══ RECORD LIST ══

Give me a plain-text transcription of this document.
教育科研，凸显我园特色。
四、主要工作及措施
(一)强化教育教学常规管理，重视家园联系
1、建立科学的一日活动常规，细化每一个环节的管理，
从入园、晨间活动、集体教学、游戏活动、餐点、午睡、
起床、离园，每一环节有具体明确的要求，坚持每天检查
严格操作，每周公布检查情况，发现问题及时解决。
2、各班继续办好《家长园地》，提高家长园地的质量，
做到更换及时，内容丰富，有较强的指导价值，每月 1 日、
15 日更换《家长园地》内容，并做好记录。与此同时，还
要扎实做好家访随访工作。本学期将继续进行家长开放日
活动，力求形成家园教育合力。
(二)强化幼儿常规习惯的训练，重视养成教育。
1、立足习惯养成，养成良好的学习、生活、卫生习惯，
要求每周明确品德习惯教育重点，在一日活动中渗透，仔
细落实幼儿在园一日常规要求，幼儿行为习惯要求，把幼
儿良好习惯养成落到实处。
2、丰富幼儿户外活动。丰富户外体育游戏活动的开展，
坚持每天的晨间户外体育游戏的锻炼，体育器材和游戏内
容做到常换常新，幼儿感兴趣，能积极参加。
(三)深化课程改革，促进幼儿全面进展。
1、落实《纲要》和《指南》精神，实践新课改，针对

═══

OBJECTIVE ▸ Your task is to reproduce all of the records exactly.

THE COMPLETED TASK ▸
Give me a plain-text transcription of this document.
教育科研，凸显我园特色。
四、主要工作及措施
(一)强化教育教学常规管理，重视家园联系
1、建立科学的一日活动常规，细化每一个环节的管理，
从入园、晨间活动、集体教学、游戏活动、餐点、午睡、
起床、离园，每一环节有具体明确的要求，坚持每天检查
严格操作，每周公布检查情况，发现问题及时解决。
2、各班继续办好《家长园地》，提高家长园地的质量，
做到更换及时，内容丰富，有较强的指导价值，每月 1 日、
15 日更换《家长园地》内容，并做好记录。与此同时，还
要扎实做好家访随访工作。本学期将继续进行家长开放日
活动，力求形成家园教育合力。
(二)强化幼儿常规习惯的训练，重视养成教育。
1、立足习惯养成，养成良好的学习、生活、卫生习惯，
要求每周明确品德习惯教育重点，在一日活动中渗透，仔
细落实幼儿在园一日常规要求，幼儿行为习惯要求，把幼
儿良好习惯养成落到实处。
2、丰富幼儿户外活动。丰富户外体育游戏活动的开展，
坚持每天的晨间户外体育游戏的锻炼，体育器材和游戏内
容做到常换常新，幼儿感兴趣，能积极参加。
(三)深化课程改革，促进幼儿全面进展。
1、落实《纲要》和《指南》精神，实践新课改，针对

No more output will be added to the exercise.